### Short problem 1:
Using the theater recommendations below, decide whether each statement agrees with the text. Mark each one yes or no, and quote the words that settle it. (a) The writer advises sitting close to the stage for Next to Normal. (b) Long Day's Journey into Night is playing at the New Rep in Watertown. (c) The writer suggests seeing both shows on the same day.

### Text passage:
#####
Thursday, April 5, 2012

If you're in Boston: Next to Normal, Long Day's Journey into Night

I'm halfway through my first week of blissful unemployment and still haven't made a dent in my review backlog. But I did change out of my PJs to head to the theater twice in two days. [Thanks for getting me out of the house, Todd!] So here are quick recommendations for two Boston-area shows you should catch before time runs out.

If you're a fan of the pill-popping musical, go enjoy the Speakeasy production of Next to Normal. There are some powerful performances on that BCA stage. I hear there's good availability for the last two weeks of the run, but sit toward the back for the best experience--it's a bit overwhelming from up close.

Also definitely set aside a good three-and-a-half hours to take in O'Neill's powerful family drama Long Day's Journey into Night at the New Rep out in Watertown. Everything about it is fantastic, and it's especially great as a vision of how the family in Next to Normal might have been a century earlier. Seriously.

Yay for more theatrical synergy! Be sure to catch both shows before they close April 22. For your mental health, though, I don't recommend seeing them the same day.
#####
### Listed entries:
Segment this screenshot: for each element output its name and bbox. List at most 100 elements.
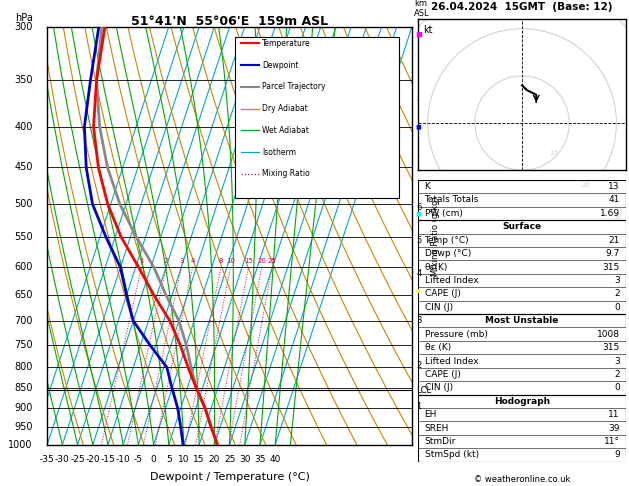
Text: 1: 1	[139, 258, 144, 264]
Text: SREH: SREH	[425, 424, 449, 433]
Text: θε (K): θε (K)	[425, 343, 451, 352]
Text: 1000: 1000	[8, 440, 33, 450]
Text: 750: 750	[14, 340, 33, 350]
Text: Mixing Ratio: Mixing Ratio	[262, 169, 310, 178]
Text: 15: 15	[194, 455, 205, 464]
Text: 40: 40	[269, 455, 281, 464]
Text: -5: -5	[134, 455, 143, 464]
Text: 0: 0	[151, 455, 157, 464]
Text: ◼: ◼	[415, 123, 421, 129]
Text: 8: 8	[219, 258, 223, 264]
Text: PW (cm): PW (cm)	[425, 209, 462, 218]
Text: EH: EH	[425, 410, 437, 419]
Text: 9: 9	[614, 451, 620, 459]
Text: Mixing Ratio (g/kg): Mixing Ratio (g/kg)	[431, 196, 440, 276]
Text: 2: 2	[416, 361, 421, 369]
Text: 20: 20	[209, 455, 220, 464]
Text: 4: 4	[191, 258, 195, 264]
Text: Most Unstable: Most Unstable	[486, 316, 559, 325]
Text: CAPE (J): CAPE (J)	[425, 290, 460, 298]
Text: 15: 15	[244, 258, 253, 264]
Text: ◼: ◼	[415, 289, 420, 294]
Text: 10: 10	[178, 455, 190, 464]
Text: 1.69: 1.69	[599, 209, 620, 218]
Text: θε(K): θε(K)	[425, 262, 448, 272]
Text: 25: 25	[224, 455, 235, 464]
Text: 10: 10	[226, 258, 235, 264]
Text: ◼: ◼	[415, 211, 421, 217]
Text: Dewpoint / Temperature (°C): Dewpoint / Temperature (°C)	[150, 472, 309, 482]
Text: CAPE (J): CAPE (J)	[425, 370, 460, 379]
Text: 0: 0	[614, 383, 620, 392]
Text: 1: 1	[416, 402, 421, 411]
Text: 11: 11	[608, 410, 620, 419]
Text: Dewp (°C): Dewp (°C)	[425, 249, 470, 258]
Text: StmDir: StmDir	[425, 437, 456, 446]
Text: Lifted Index: Lifted Index	[425, 276, 478, 285]
Text: 2: 2	[614, 370, 620, 379]
Text: 20: 20	[257, 258, 266, 264]
Text: 350: 350	[14, 75, 33, 85]
Text: 700: 700	[14, 316, 33, 326]
Text: 25: 25	[268, 258, 276, 264]
Text: 39: 39	[608, 424, 620, 433]
Text: 300: 300	[14, 22, 33, 32]
Text: 21: 21	[608, 236, 620, 245]
Text: Dewpoint: Dewpoint	[262, 61, 299, 69]
Text: -25: -25	[70, 455, 85, 464]
Text: 3: 3	[614, 276, 620, 285]
Text: Surface: Surface	[503, 222, 542, 231]
Text: 26.04.2024  15GMT  (Base: 12): 26.04.2024 15GMT (Base: 12)	[431, 2, 613, 12]
Text: 6: 6	[416, 203, 422, 212]
Text: 315: 315	[603, 262, 620, 272]
Text: StmSpd (kt): StmSpd (kt)	[425, 451, 479, 459]
Text: 7: 7	[416, 155, 422, 164]
Text: 450: 450	[14, 162, 33, 173]
Text: 550: 550	[14, 232, 33, 242]
Text: -35: -35	[40, 455, 55, 464]
Text: Parcel Trajectory: Parcel Trajectory	[262, 83, 326, 91]
Text: 400: 400	[14, 122, 33, 132]
Text: K: K	[425, 182, 430, 191]
Text: 9.7: 9.7	[605, 249, 620, 258]
Text: 950: 950	[14, 422, 33, 432]
Text: Temp (°C): Temp (°C)	[425, 236, 469, 245]
Text: ◼: ◼	[415, 30, 422, 38]
Text: Isotherm: Isotherm	[262, 148, 296, 156]
Text: 3: 3	[614, 357, 620, 365]
Text: Lifted Index: Lifted Index	[425, 357, 478, 365]
Text: Totals Totals: Totals Totals	[425, 195, 479, 205]
Text: 900: 900	[14, 403, 33, 413]
Text: Hodograph: Hodograph	[494, 397, 550, 406]
Text: 3: 3	[179, 258, 184, 264]
Text: 20: 20	[582, 182, 591, 188]
Text: Dry Adiabat: Dry Adiabat	[262, 104, 308, 113]
FancyBboxPatch shape	[235, 37, 399, 198]
Text: 5: 5	[416, 236, 421, 245]
Text: 41: 41	[608, 195, 620, 205]
Text: hPa: hPa	[14, 13, 33, 22]
Text: 35: 35	[254, 455, 265, 464]
Text: 500: 500	[14, 199, 33, 209]
Text: 3: 3	[416, 316, 422, 325]
Text: -15: -15	[101, 455, 115, 464]
Text: 1008: 1008	[597, 330, 620, 339]
Text: -30: -30	[55, 455, 70, 464]
Text: 10: 10	[550, 150, 559, 156]
Text: -20: -20	[86, 455, 100, 464]
Text: CIN (J): CIN (J)	[425, 303, 453, 312]
Text: Pressure (mb): Pressure (mb)	[425, 330, 487, 339]
Text: Wet Adiabat: Wet Adiabat	[262, 126, 309, 135]
Text: 800: 800	[14, 362, 33, 372]
Text: 850: 850	[14, 383, 33, 393]
Text: 0: 0	[614, 303, 620, 312]
Text: © weatheronline.co.uk: © weatheronline.co.uk	[474, 474, 571, 484]
Text: 650: 650	[14, 290, 33, 300]
Text: 315: 315	[603, 343, 620, 352]
Text: -10: -10	[116, 455, 131, 464]
Text: LCL: LCL	[416, 386, 431, 395]
Text: 600: 600	[14, 262, 33, 272]
Text: CIN (J): CIN (J)	[425, 383, 453, 392]
Text: 2: 2	[614, 290, 620, 298]
Text: 13: 13	[608, 182, 620, 191]
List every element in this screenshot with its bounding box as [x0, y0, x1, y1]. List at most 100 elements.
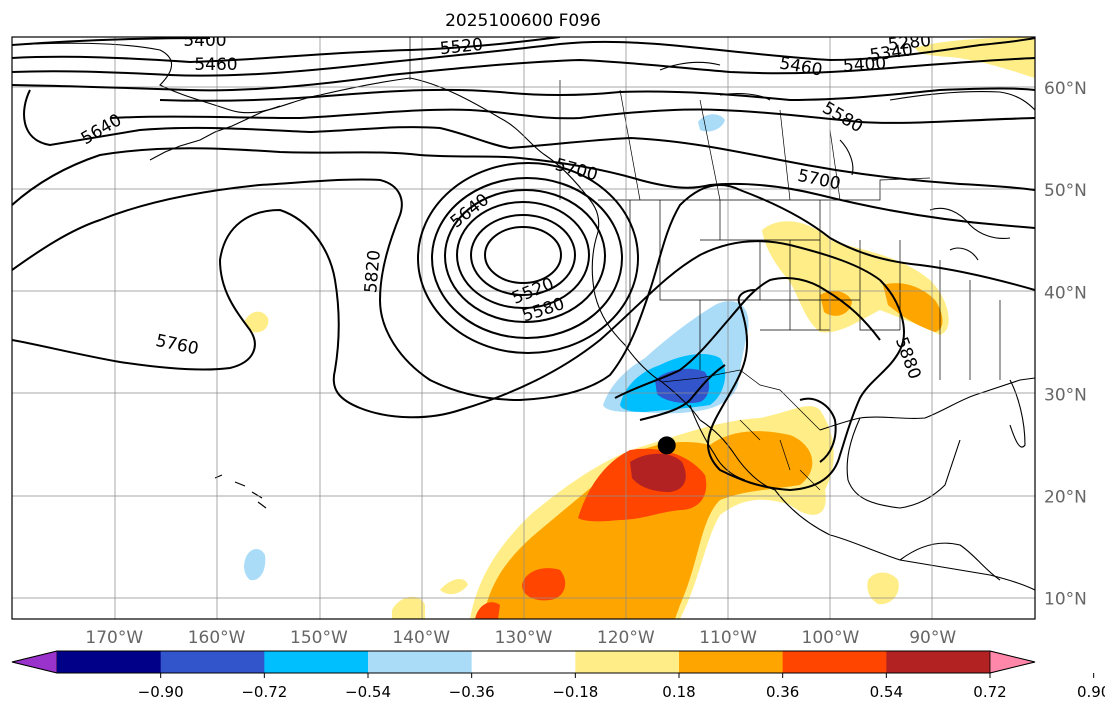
contour-line: [159, 87, 1035, 102]
contour-line: [639, 364, 726, 421]
contour-line: [614, 277, 881, 399]
latitude-tick-label: 10°N: [1044, 590, 1087, 610]
positive-anomaly-plains-orange-2: [820, 290, 852, 316]
hudson-bay-coast: [889, 91, 1035, 111]
contour-line: [12, 37, 211, 46]
coastlines: [12, 42, 1035, 591]
contour-low-ring: [456, 201, 590, 309]
contour-label: 5400: [183, 31, 226, 51]
us-mexico-border: [661, 369, 821, 431]
longitude-tick-label: 140°W: [392, 628, 450, 648]
graticule: [12, 37, 1035, 619]
gulf-of-mexico-shore: [846, 417, 961, 509]
colorbar-tick-label: −0.36: [449, 683, 495, 701]
contour-low-ring: [444, 189, 606, 323]
colorbar-tick-label: 0.18: [662, 683, 695, 701]
colorbar-tick-label: −0.90: [138, 683, 184, 701]
contour-low-ring: [470, 214, 576, 296]
colorbar-extend-max: [989, 650, 1036, 674]
map-area: 5400 5460 5520 5340 5280 5460 5400 5580 …: [12, 31, 1035, 619]
colorbar-segment: [782, 651, 887, 673]
contour-label: 5820: [361, 249, 385, 294]
longitude-tick-label: 130°W: [495, 628, 553, 648]
colorbar-tick-label: 0.72: [973, 683, 1006, 701]
anomaly-shading: [244, 37, 1035, 619]
baja-coastline: [689, 404, 746, 481]
longitude-tick-label: 100°W: [802, 628, 860, 648]
contour-line: [12, 37, 561, 64]
contour-line: [739, 189, 1035, 291]
longitude-tick-label: 90°W: [909, 628, 956, 648]
colorbar-segment: [679, 651, 784, 673]
us-state-borders: [629, 200, 1001, 380]
us-west-coastline: [591, 231, 701, 421]
negative-anomaly-canada-lightblue: [698, 114, 725, 132]
longitude-tick-labels: 170°W 160°W 150°W 140°W 130°W 120°W 110°W 100°W…: [85, 628, 956, 648]
canada-province-borders: [559, 80, 841, 201]
colorbar-tick-label: −0.54: [345, 683, 391, 701]
negative-anomaly-pacific-lightblue: [244, 548, 266, 581]
contour-label: 5460: [194, 55, 237, 75]
colorbar-segment: [57, 651, 162, 673]
great-lakes: [929, 207, 1011, 261]
contour-label: 5280: [887, 31, 932, 55]
positive-anomaly-hawaii-yellow: [244, 311, 269, 333]
positive-anomaly-pacific-yellow: [440, 578, 468, 595]
colorbar-tick-label: 0.90: [1077, 683, 1105, 701]
mexico-state-borders: [739, 419, 821, 491]
colorbar: −0.90 −0.72 −0.54 −0.36 −0.18 0.18 0.36 0.54 0.7…: [11, 650, 1105, 701]
longitude-tick-label: 120°W: [597, 628, 655, 648]
longitude-tick-label: 160°W: [188, 628, 246, 648]
hawaii-islands: [214, 474, 267, 509]
longitude-tick-label: 110°W: [699, 628, 757, 648]
contour-line: [23, 89, 1035, 191]
positive-anomaly-northeast-yellow: [915, 37, 1035, 78]
contour-low-ring: [417, 162, 639, 354]
contour-low-ring: [431, 177, 623, 339]
latitude-tick-label: 30°N: [1044, 385, 1087, 405]
contour-line: [109, 108, 1035, 124]
colorbar-segment: [575, 651, 680, 673]
colorbar-segment: [471, 651, 576, 673]
florida-coast: [1009, 379, 1026, 448]
positive-anomaly-orange-region: [483, 431, 813, 619]
colorbar-outline: [11, 650, 1036, 674]
latitude-tick-label: 40°N: [1044, 283, 1087, 303]
colorbar-tick-label: −0.72: [241, 683, 287, 701]
contour-line: [12, 37, 1035, 77]
positive-anomaly-red-small: [522, 568, 566, 601]
positive-anomaly-caribbean-yellow: [867, 572, 899, 605]
colorbar-segment: [886, 651, 991, 673]
map-title: 2025100600 F096: [445, 11, 601, 31]
latitude-tick-label: 50°N: [1044, 181, 1087, 201]
contour-line: [799, 397, 837, 463]
colorbar-tick-label: 0.54: [870, 683, 903, 701]
map-frame: [11, 36, 1036, 620]
positive-anomaly-plains-orange: [883, 283, 943, 332]
contour-line: [12, 147, 1035, 229]
point-marker: [657, 436, 676, 455]
latitude-tick-label: 20°N: [1044, 487, 1087, 507]
height-contours: [12, 37, 1035, 492]
latitude-tick-labels: 10°N 20°N 30°N 40°N 50°N 60°N: [1044, 79, 1087, 610]
contour-line: [12, 208, 881, 419]
contour-line: [12, 57, 1035, 92]
latitude-tick-label: 60°N: [1044, 79, 1087, 99]
colorbar-segment: [368, 651, 473, 673]
colorbar-tick-label: 0.36: [766, 683, 799, 701]
colorbar-segment: [160, 651, 265, 673]
contour-label: 5520: [439, 35, 484, 59]
contour-low-ring: [484, 226, 562, 284]
longitude-tick-label: 150°W: [290, 628, 348, 648]
colorbar-segment: [264, 651, 369, 673]
positive-anomaly-red-west: [475, 602, 500, 619]
contour-line: [12, 178, 741, 402]
colorbar-tick-label: −0.18: [552, 683, 598, 701]
positive-anomaly-darkred-region: [630, 453, 686, 492]
aleutian-islands: [149, 105, 281, 161]
contour-label: 5400: [842, 54, 887, 77]
colorbar-extend-min: [11, 650, 58, 674]
longitude-tick-label: 170°W: [85, 628, 143, 648]
contour-line: [707, 279, 905, 492]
#####
### Short problem 2:
Return these lines of the listing verbatim. Begin at the line that contains "258, 144, 264]" and stop after the line that contains "455, 281, 464]".

### Task solution 1:
(a) No: "sit toward the back for the best experience--it's a bit overwhelming from up close."
(b) Yes: "Long Day's Journey into Night at the New Rep out in Watertown"
(c) No: "I don't recommend seeing them the same day."

### Task solution 2:
Text: 1: 1	[139, 258, 144, 264]
Text: SREH: SREH	[425, 424, 449, 433]
Text: θε (K): θε (K)	[425, 343, 451, 352]
Text: 1000: 1000	[8, 440, 33, 450]
Text: 750: 750	[14, 340, 33, 350]
Text: Mixing Ratio: Mixing Ratio	[262, 169, 310, 178]
Text: 15: 15	[194, 455, 205, 464]
Text: 40: 40	[269, 455, 281, 464]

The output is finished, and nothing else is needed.